-------- STORED ROWS --------

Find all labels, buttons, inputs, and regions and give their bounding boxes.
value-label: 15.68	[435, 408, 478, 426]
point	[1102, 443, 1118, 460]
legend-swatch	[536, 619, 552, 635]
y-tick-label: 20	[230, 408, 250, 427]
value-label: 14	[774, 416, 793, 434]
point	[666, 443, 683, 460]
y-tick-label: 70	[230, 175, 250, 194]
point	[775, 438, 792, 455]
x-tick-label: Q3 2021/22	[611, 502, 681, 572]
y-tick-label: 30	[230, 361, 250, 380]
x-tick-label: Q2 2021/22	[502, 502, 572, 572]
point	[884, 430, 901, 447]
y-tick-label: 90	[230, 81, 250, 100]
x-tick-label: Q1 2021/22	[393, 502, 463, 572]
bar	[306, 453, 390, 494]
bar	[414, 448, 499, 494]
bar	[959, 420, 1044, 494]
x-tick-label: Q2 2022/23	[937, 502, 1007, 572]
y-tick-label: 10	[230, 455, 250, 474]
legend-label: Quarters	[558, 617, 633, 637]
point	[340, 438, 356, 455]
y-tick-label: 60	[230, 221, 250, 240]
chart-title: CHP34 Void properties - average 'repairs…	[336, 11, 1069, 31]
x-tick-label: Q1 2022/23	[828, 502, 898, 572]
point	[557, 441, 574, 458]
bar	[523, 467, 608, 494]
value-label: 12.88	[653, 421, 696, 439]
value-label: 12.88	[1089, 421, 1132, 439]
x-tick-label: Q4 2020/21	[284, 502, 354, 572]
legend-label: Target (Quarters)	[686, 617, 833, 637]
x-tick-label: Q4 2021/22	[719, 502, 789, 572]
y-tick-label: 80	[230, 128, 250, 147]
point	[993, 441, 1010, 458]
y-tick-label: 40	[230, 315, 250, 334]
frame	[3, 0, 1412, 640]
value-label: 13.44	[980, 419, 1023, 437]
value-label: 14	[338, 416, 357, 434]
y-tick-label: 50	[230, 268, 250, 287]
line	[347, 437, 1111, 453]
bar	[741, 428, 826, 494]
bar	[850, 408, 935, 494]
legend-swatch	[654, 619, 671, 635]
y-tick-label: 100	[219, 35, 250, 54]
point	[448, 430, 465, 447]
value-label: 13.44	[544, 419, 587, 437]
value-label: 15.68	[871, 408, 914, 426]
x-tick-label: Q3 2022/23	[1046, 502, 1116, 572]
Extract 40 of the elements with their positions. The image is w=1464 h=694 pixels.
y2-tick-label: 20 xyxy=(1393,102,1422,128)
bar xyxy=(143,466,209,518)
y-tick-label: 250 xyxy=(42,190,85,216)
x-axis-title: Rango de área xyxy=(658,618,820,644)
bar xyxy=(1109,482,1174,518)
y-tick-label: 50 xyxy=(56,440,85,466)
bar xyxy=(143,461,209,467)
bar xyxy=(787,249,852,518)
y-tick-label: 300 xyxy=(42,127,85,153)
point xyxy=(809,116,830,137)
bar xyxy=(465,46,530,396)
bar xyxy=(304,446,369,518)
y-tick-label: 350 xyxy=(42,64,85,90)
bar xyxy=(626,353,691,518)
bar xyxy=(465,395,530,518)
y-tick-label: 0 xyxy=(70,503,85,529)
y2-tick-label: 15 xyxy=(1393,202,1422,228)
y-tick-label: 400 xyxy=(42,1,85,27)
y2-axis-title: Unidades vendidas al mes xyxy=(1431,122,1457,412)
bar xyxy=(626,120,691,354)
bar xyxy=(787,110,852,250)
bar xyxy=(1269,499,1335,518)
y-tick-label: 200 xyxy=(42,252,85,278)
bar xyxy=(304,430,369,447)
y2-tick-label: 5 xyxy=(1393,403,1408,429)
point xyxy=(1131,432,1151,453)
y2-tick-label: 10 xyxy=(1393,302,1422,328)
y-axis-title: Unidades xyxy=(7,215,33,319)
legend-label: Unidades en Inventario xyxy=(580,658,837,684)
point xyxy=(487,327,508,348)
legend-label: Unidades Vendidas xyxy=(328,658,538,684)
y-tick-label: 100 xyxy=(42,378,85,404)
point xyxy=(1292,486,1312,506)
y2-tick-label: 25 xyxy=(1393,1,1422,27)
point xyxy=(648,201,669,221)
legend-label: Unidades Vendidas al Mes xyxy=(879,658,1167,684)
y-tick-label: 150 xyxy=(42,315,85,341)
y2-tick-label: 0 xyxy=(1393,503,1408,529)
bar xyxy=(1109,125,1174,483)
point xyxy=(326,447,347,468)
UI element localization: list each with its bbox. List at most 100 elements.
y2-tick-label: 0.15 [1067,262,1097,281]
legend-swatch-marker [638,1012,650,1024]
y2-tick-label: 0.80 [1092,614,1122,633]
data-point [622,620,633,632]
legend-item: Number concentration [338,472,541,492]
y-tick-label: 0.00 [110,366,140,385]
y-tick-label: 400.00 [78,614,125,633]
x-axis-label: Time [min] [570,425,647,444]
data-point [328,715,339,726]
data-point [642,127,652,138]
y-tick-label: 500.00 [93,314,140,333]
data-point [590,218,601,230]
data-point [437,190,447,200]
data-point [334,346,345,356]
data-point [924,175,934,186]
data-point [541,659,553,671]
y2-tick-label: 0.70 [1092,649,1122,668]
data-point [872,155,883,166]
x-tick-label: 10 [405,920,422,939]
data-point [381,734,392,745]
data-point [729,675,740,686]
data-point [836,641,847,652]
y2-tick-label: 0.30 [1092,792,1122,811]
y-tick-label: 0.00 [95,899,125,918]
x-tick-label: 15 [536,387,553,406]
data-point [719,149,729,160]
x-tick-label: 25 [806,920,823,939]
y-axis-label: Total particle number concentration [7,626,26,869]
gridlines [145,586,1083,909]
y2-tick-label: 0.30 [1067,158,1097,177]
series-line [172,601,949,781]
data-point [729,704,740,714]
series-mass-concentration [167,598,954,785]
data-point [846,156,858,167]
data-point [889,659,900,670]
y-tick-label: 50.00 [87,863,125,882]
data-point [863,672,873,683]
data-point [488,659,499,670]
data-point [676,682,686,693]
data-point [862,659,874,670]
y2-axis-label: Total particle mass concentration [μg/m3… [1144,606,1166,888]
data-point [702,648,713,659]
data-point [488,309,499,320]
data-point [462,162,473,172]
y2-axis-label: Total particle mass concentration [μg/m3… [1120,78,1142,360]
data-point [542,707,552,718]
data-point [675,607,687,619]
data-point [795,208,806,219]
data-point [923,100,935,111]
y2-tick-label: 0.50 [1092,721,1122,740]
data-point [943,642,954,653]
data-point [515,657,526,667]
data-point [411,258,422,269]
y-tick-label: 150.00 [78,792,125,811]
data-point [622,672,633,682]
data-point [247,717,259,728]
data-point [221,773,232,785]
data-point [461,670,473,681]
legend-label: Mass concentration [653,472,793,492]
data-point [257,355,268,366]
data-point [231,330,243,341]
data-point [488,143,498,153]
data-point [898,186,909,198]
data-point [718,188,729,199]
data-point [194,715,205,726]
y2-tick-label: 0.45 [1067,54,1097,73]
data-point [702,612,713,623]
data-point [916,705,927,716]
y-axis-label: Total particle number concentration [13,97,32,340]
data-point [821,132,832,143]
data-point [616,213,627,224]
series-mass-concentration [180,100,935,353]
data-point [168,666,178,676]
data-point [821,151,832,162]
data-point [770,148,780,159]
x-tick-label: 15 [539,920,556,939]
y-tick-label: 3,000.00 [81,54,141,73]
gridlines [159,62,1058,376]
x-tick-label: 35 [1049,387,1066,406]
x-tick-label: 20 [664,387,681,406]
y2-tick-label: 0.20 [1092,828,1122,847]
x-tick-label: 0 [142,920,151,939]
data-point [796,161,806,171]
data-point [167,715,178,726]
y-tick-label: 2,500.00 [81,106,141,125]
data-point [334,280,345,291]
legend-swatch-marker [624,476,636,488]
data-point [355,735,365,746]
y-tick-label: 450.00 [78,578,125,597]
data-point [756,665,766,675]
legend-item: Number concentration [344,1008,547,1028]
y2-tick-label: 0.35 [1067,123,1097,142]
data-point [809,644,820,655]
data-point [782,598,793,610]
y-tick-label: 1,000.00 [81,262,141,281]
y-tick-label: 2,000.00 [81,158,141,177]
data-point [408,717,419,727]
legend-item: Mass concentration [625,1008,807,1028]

--------

**THE TASK**
Copy the listing above line for line, from its first line through the line containing "361, 250, 380]", including both of those lines.

**ANSWER FOR THE TASK**
Find all labels, buttons, inputs, and regions and give their bounding boxes.
value-label: 15.68	[435, 408, 478, 426]
point	[1102, 443, 1118, 460]
legend-swatch	[536, 619, 552, 635]
y-tick-label: 20	[230, 408, 250, 427]
value-label: 14	[774, 416, 793, 434]
point	[666, 443, 683, 460]
y-tick-label: 70	[230, 175, 250, 194]
point	[775, 438, 792, 455]
x-tick-label: Q3 2021/22	[611, 502, 681, 572]
y-tick-label: 30	[230, 361, 250, 380]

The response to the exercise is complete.